▶ TASK GOAL: Within the material below, find each line bearing the word "color" and present it.

▶ ENTRIES SHOWN:

——————————

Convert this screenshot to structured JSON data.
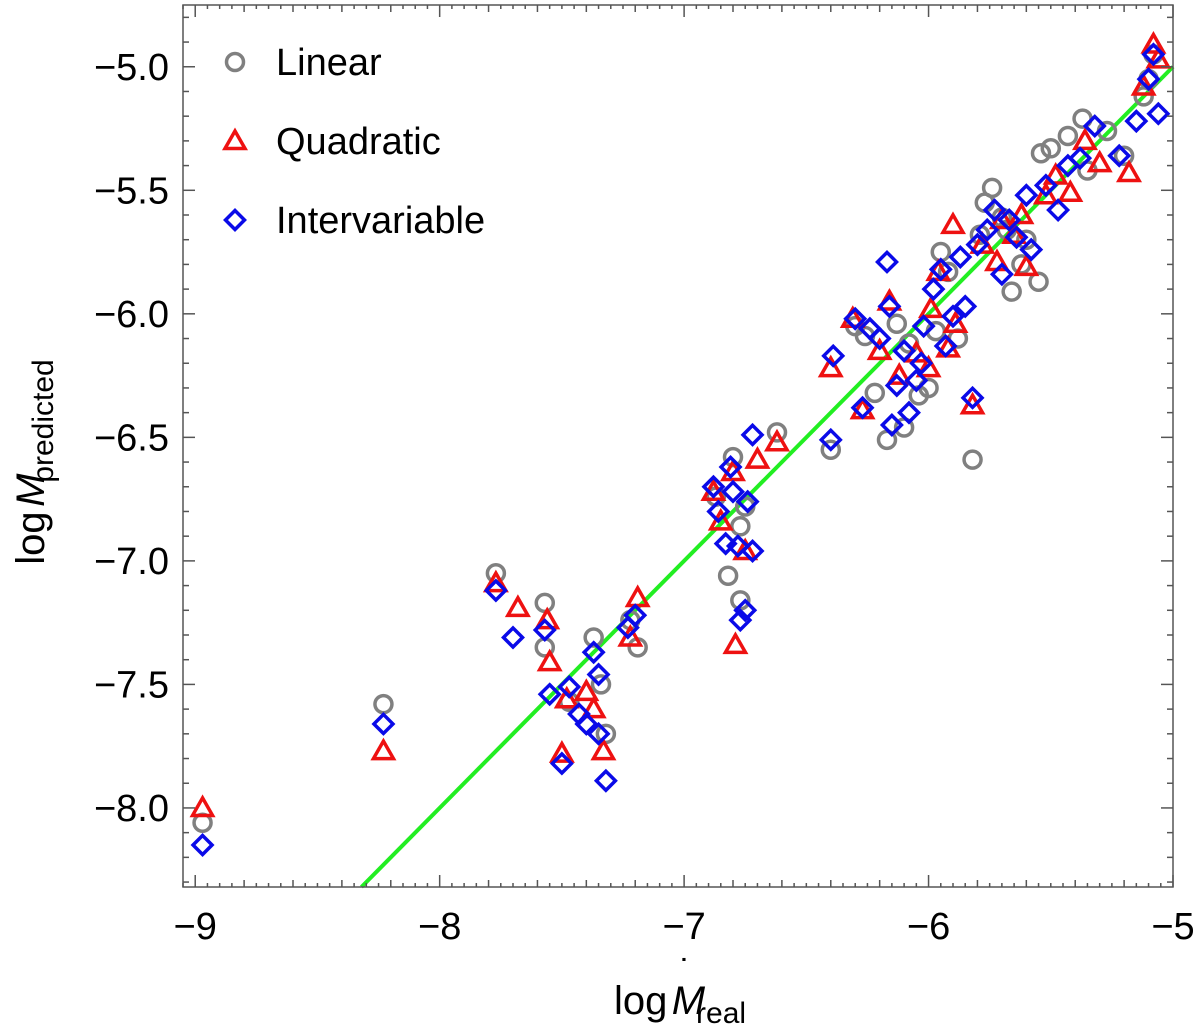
{
  "chart_data": {
    "type": "scatter",
    "xlim": [
      -9.05,
      -5.0
    ],
    "ylim": [
      -8.32,
      -4.75
    ],
    "x_ticks": [
      -9,
      -8,
      -7,
      -6,
      -5
    ],
    "x_tick_labels": [
      "−9",
      "−8",
      "−7",
      "−6",
      "−5"
    ],
    "y_ticks": [
      -8.0,
      -7.5,
      -7.0,
      -6.5,
      -6.0,
      -5.5,
      -5.0
    ],
    "y_tick_labels": [
      "−8.0",
      "−7.5",
      "−7.0",
      "−6.5",
      "−6.0",
      "−5.5",
      "−5.0"
    ],
    "xlabel": {
      "prefix": "log",
      "symbol": "M",
      "dot": "˙",
      "subscript": "real"
    },
    "ylabel": {
      "prefix": "log",
      "symbol": "M",
      "dot": "˙",
      "subscript": "predicted"
    },
    "legend_position": "top-left",
    "fit_line": {
      "name": "fit",
      "color": "#22ee22",
      "slope": 1.0,
      "intercept": 0.0
    },
    "series": [
      {
        "name": "Linear",
        "marker": "circle",
        "color": "#808080",
        "points": [
          [
            -8.97,
            -8.06
          ],
          [
            -8.23,
            -7.58
          ],
          [
            -7.77,
            -7.05
          ],
          [
            -7.57,
            -7.17
          ],
          [
            -7.57,
            -7.35
          ],
          [
            -7.47,
            -7.57
          ],
          [
            -7.37,
            -7.31
          ],
          [
            -7.34,
            -7.5
          ],
          [
            -7.32,
            -7.7
          ],
          [
            -7.22,
            -7.24
          ],
          [
            -7.19,
            -7.35
          ],
          [
            -6.87,
            -6.74
          ],
          [
            -6.82,
            -7.06
          ],
          [
            -6.8,
            -6.58
          ],
          [
            -6.77,
            -6.86
          ],
          [
            -6.77,
            -7.16
          ],
          [
            -6.75,
            -6.78
          ],
          [
            -6.62,
            -6.48
          ],
          [
            -6.4,
            -6.55
          ],
          [
            -6.3,
            -6.05
          ],
          [
            -6.22,
            -6.32
          ],
          [
            -6.17,
            -6.51
          ],
          [
            -6.13,
            -6.04
          ],
          [
            -6.1,
            -6.46
          ],
          [
            -6.04,
            -6.33
          ],
          [
            -6.0,
            -6.3
          ],
          [
            -5.97,
            -6.07
          ],
          [
            -5.95,
            -5.75
          ],
          [
            -5.88,
            -6.1
          ],
          [
            -5.82,
            -6.59
          ],
          [
            -5.79,
            -5.68
          ],
          [
            -5.77,
            -5.55
          ],
          [
            -5.74,
            -5.49
          ],
          [
            -5.7,
            -5.61
          ],
          [
            -5.66,
            -5.91
          ],
          [
            -5.62,
            -5.8
          ],
          [
            -5.55,
            -5.87
          ],
          [
            -5.54,
            -5.35
          ],
          [
            -5.5,
            -5.33
          ],
          [
            -5.43,
            -5.28
          ],
          [
            -5.37,
            -5.21
          ],
          [
            -5.35,
            -5.42
          ],
          [
            -5.27,
            -5.26
          ],
          [
            -5.2,
            -5.36
          ],
          [
            -5.12,
            -5.12
          ],
          [
            -5.1,
            -5.05
          ],
          [
            -5.08,
            -4.95
          ],
          [
            -6.26,
            -6.09
          ],
          [
            -5.92,
            -5.83
          ],
          [
            -6.08,
            -6.12
          ],
          [
            -5.68,
            -5.66
          ],
          [
            -5.6,
            -5.7
          ]
        ]
      },
      {
        "name": "Quadratic",
        "marker": "triangle",
        "color": "#ee1111",
        "points": [
          [
            -8.97,
            -8.0
          ],
          [
            -8.23,
            -7.77
          ],
          [
            -7.77,
            -7.09
          ],
          [
            -7.68,
            -7.19
          ],
          [
            -7.56,
            -7.24
          ],
          [
            -7.55,
            -7.41
          ],
          [
            -7.5,
            -7.78
          ],
          [
            -7.48,
            -7.56
          ],
          [
            -7.4,
            -7.53
          ],
          [
            -7.37,
            -7.6
          ],
          [
            -7.33,
            -7.77
          ],
          [
            -7.22,
            -7.31
          ],
          [
            -7.19,
            -7.15
          ],
          [
            -6.88,
            -6.72
          ],
          [
            -6.85,
            -6.84
          ],
          [
            -6.8,
            -6.64
          ],
          [
            -6.79,
            -7.34
          ],
          [
            -6.75,
            -6.96
          ],
          [
            -6.7,
            -6.59
          ],
          [
            -6.62,
            -6.52
          ],
          [
            -6.4,
            -6.22
          ],
          [
            -6.27,
            -6.39
          ],
          [
            -6.2,
            -6.15
          ],
          [
            -6.16,
            -5.95
          ],
          [
            -6.12,
            -6.25
          ],
          [
            -6.05,
            -6.16
          ],
          [
            -6.0,
            -6.22
          ],
          [
            -5.96,
            -5.83
          ],
          [
            -5.92,
            -6.14
          ],
          [
            -5.9,
            -5.64
          ],
          [
            -5.89,
            -6.04
          ],
          [
            -5.82,
            -6.37
          ],
          [
            -5.78,
            -5.72
          ],
          [
            -5.72,
            -5.79
          ],
          [
            -5.65,
            -5.68
          ],
          [
            -5.6,
            -5.81
          ],
          [
            -5.52,
            -5.52
          ],
          [
            -5.48,
            -5.44
          ],
          [
            -5.42,
            -5.51
          ],
          [
            -5.36,
            -5.3
          ],
          [
            -5.3,
            -5.39
          ],
          [
            -5.18,
            -5.43
          ],
          [
            -5.12,
            -5.08
          ],
          [
            -5.08,
            -4.91
          ],
          [
            -5.06,
            -4.97
          ],
          [
            -6.31,
            -6.02
          ],
          [
            -5.99,
            -5.98
          ],
          [
            -5.7,
            -5.62
          ],
          [
            -5.62,
            -5.6
          ]
        ]
      },
      {
        "name": "Intervariable",
        "marker": "diamond",
        "color": "#0a0ae8",
        "points": [
          [
            -8.97,
            -8.15
          ],
          [
            -8.23,
            -7.66
          ],
          [
            -7.77,
            -7.12
          ],
          [
            -7.7,
            -7.31
          ],
          [
            -7.57,
            -7.28
          ],
          [
            -7.55,
            -7.54
          ],
          [
            -7.5,
            -7.82
          ],
          [
            -7.47,
            -7.51
          ],
          [
            -7.43,
            -7.62
          ],
          [
            -7.4,
            -7.66
          ],
          [
            -7.37,
            -7.37
          ],
          [
            -7.35,
            -7.46
          ],
          [
            -7.35,
            -7.7
          ],
          [
            -7.32,
            -7.89
          ],
          [
            -7.23,
            -7.27
          ],
          [
            -7.2,
            -7.22
          ],
          [
            -6.88,
            -6.7
          ],
          [
            -6.86,
            -6.8
          ],
          [
            -6.83,
            -6.93
          ],
          [
            -6.81,
            -6.62
          ],
          [
            -6.8,
            -6.72
          ],
          [
            -6.78,
            -6.94
          ],
          [
            -6.77,
            -7.24
          ],
          [
            -6.75,
            -7.2
          ],
          [
            -6.74,
            -6.76
          ],
          [
            -6.72,
            -6.49
          ],
          [
            -6.72,
            -6.96
          ],
          [
            -6.4,
            -6.51
          ],
          [
            -6.39,
            -6.17
          ],
          [
            -6.3,
            -6.02
          ],
          [
            -6.27,
            -6.38
          ],
          [
            -6.2,
            -6.1
          ],
          [
            -6.16,
            -5.97
          ],
          [
            -6.15,
            -6.45
          ],
          [
            -6.13,
            -6.29
          ],
          [
            -6.1,
            -6.15
          ],
          [
            -6.08,
            -6.4
          ],
          [
            -6.05,
            -6.27
          ],
          [
            -6.02,
            -6.05
          ],
          [
            -5.98,
            -5.9
          ],
          [
            -5.95,
            -5.82
          ],
          [
            -5.93,
            -6.13
          ],
          [
            -5.9,
            -6.01
          ],
          [
            -5.85,
            -5.97
          ],
          [
            -5.82,
            -6.34
          ],
          [
            -5.8,
            -5.72
          ],
          [
            -5.76,
            -5.66
          ],
          [
            -5.73,
            -5.58
          ],
          [
            -5.7,
            -5.84
          ],
          [
            -5.64,
            -5.69
          ],
          [
            -5.58,
            -5.74
          ],
          [
            -5.52,
            -5.48
          ],
          [
            -5.47,
            -5.58
          ],
          [
            -5.43,
            -5.4
          ],
          [
            -5.38,
            -5.37
          ],
          [
            -5.32,
            -5.24
          ],
          [
            -5.22,
            -5.36
          ],
          [
            -5.15,
            -5.22
          ],
          [
            -5.1,
            -5.05
          ],
          [
            -5.08,
            -4.95
          ],
          [
            -5.06,
            -5.19
          ],
          [
            -6.17,
            -5.79
          ],
          [
            -6.24,
            -6.06
          ],
          [
            -6.03,
            -6.2
          ],
          [
            -5.87,
            -5.77
          ],
          [
            -5.67,
            -5.62
          ],
          [
            -5.6,
            -5.52
          ]
        ]
      }
    ]
  }
}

——————————

▶ SOLUTION:
      "color": "#22ee22",
        "color": "#808080",
        "color": "#ee1111",
        "color": "#0a0ae8",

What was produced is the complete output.